Originaire de Guadeloupe, il assure que la culture voguing occupe aujourd’hui « une place importante dans sa vie ». Il a d’ailleurs été à l’initiative de la création de plusieurs houses parisiennes comme la House of Dynamite ou la House of Givenchy. « C’est une danse qui est indissociable de notre identité noire et sexuelle », résume Lasseindra Ninja.
« C’est une danse qui est indissociable de notre identité noire et sexuelle » – Lasseindra Ninja.
La Mother de la scène parisienne est très à cheval sur le respect des codes : « C’est aussi un état d’esprit. Il faut faire partie de la communauté pour pouvoir voguer. En France et à Paris, il y a toujours un stigmate autour des populations noires : on a donc besoin de se retrouver, de dire des choses. Mais cela ne veut pas dire que l’on n’accepte pas les autres ! »
Kiddy Smile (ou Kheedi Mizrahi), DJ et producteur de 28 ans, membre de la scène parisienne depuis ses débuts, voit aussi le voguing comme une forme de catharsis. « Dans chaque catégorie d’un ball, chacun montre son style de vie, ses talents, sa personnalité… La glorification du travestissement est même la colonne vertébrale de ce mouvement », relève celui qui se définit comme « un nazi du voguing ».

**TÂCHE COURTE:** Recopiez, s'il vous plaît, le passage du texte sur le voguing compris entre « Originaire de Guadeloupe, il » et « résume Lasseindra Ninja. », bornes incluses.

**LISTE:**
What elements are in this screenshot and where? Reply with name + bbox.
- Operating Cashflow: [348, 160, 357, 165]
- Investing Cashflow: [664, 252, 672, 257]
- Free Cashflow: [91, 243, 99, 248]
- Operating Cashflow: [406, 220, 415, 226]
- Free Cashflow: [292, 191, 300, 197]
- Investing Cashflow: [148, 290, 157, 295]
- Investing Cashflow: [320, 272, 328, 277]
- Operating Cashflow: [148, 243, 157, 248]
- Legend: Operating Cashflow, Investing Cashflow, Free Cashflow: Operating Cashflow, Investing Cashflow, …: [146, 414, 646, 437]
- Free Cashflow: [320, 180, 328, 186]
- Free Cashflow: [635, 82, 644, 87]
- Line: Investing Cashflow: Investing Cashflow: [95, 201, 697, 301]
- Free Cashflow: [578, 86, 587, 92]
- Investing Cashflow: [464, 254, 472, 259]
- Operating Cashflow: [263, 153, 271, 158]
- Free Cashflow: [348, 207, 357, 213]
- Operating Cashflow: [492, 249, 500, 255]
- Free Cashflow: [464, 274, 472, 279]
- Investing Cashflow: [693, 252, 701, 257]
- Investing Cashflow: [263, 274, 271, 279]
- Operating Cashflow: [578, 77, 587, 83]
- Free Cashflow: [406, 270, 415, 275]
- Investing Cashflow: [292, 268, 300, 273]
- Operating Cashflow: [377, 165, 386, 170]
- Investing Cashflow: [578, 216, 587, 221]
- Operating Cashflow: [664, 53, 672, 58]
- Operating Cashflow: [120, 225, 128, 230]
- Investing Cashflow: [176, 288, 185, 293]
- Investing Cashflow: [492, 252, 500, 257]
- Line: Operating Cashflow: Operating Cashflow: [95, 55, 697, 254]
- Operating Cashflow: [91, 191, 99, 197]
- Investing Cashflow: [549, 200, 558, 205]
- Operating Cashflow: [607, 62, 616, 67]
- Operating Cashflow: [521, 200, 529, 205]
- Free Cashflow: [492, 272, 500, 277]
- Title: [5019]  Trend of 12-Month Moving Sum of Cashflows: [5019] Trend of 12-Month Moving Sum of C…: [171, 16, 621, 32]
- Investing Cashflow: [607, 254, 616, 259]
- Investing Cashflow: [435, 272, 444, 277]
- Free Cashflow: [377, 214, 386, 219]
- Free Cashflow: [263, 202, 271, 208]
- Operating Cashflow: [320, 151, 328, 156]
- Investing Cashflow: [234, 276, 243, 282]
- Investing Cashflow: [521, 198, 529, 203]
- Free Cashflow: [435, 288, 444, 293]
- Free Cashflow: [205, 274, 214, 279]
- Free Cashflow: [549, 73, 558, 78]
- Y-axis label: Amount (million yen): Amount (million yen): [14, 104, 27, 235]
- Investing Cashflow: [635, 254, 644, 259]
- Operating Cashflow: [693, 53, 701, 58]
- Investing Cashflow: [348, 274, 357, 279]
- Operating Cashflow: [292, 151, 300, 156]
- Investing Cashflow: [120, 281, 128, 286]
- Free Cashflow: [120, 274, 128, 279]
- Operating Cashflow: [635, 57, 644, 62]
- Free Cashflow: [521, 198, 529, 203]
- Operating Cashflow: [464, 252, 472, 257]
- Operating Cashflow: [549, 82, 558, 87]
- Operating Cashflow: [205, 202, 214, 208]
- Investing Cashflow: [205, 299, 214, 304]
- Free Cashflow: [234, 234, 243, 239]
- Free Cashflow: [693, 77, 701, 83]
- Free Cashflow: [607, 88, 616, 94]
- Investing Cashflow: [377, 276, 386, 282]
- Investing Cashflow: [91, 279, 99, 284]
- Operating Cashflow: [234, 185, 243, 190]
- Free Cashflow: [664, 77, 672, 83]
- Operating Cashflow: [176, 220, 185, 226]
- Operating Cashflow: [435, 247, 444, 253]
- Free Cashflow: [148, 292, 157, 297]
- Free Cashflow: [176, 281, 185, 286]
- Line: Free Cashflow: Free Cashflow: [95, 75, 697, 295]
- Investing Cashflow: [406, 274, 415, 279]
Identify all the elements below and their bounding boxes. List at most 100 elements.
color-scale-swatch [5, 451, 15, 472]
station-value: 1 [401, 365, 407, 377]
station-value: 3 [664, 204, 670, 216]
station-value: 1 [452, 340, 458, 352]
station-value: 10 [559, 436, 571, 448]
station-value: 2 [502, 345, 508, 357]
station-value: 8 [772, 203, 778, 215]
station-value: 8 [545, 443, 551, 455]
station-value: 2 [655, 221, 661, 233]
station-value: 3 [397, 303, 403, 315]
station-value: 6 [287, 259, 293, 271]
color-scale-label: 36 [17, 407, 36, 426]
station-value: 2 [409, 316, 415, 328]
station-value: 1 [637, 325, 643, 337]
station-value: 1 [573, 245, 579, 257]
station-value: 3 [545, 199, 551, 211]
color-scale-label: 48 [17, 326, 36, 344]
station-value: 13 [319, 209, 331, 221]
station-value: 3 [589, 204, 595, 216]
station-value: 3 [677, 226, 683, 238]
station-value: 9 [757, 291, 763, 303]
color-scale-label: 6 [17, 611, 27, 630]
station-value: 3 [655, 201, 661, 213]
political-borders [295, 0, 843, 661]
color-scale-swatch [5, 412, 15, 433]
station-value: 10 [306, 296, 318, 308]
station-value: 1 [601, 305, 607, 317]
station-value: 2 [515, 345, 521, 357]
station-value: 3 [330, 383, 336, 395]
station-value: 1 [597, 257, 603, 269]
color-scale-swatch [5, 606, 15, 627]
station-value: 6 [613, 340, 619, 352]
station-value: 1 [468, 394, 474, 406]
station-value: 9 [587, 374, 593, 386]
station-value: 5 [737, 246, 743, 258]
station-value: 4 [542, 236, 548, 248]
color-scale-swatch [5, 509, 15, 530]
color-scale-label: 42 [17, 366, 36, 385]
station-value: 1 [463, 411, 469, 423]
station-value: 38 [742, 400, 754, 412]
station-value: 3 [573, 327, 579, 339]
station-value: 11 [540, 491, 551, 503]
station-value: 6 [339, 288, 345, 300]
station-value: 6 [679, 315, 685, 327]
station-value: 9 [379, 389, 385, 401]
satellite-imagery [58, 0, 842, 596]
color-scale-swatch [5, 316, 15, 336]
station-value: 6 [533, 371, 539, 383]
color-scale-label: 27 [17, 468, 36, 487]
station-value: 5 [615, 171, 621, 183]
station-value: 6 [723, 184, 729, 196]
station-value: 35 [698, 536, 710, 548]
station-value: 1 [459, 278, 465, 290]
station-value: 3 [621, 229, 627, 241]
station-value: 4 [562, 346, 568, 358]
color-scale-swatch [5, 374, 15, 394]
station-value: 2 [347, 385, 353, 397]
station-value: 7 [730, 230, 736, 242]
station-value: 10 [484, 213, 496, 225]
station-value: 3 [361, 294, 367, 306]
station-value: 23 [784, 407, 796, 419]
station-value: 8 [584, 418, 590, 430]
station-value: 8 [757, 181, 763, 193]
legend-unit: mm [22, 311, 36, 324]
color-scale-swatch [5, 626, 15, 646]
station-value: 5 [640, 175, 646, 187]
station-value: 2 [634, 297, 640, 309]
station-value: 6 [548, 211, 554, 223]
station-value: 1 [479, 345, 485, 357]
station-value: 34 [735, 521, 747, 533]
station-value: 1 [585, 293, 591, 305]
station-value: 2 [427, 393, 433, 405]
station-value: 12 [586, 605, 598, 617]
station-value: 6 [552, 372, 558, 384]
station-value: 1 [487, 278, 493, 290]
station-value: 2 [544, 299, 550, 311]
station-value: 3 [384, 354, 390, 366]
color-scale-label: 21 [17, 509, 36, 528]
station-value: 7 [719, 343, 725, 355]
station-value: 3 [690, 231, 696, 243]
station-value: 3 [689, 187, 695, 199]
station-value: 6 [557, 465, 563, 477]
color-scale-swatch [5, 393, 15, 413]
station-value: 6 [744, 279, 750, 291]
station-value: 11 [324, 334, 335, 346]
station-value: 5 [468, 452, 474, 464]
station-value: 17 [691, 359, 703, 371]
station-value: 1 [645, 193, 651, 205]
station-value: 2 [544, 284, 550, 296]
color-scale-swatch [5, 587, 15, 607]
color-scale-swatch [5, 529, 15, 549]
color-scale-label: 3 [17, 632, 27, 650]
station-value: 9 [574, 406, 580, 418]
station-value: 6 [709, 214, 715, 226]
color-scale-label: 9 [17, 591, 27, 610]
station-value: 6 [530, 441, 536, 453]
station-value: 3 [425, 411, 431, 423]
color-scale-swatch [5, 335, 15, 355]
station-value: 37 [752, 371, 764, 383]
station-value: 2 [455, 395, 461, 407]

**RÉPONSE COMPLÈTE:**
Originaire de Guadeloupe, il assure que la culture voguing occupe aujourd’hui « une place importante dans sa vie ». Il a d’ailleurs été à l’initiative de la création de plusieurs houses parisiennes comme la House of Dynamite ou la House of Givenchy. « C’est une danse qui est indissociable de notre identité noire et sexuelle », résume Lasseindra Ninja.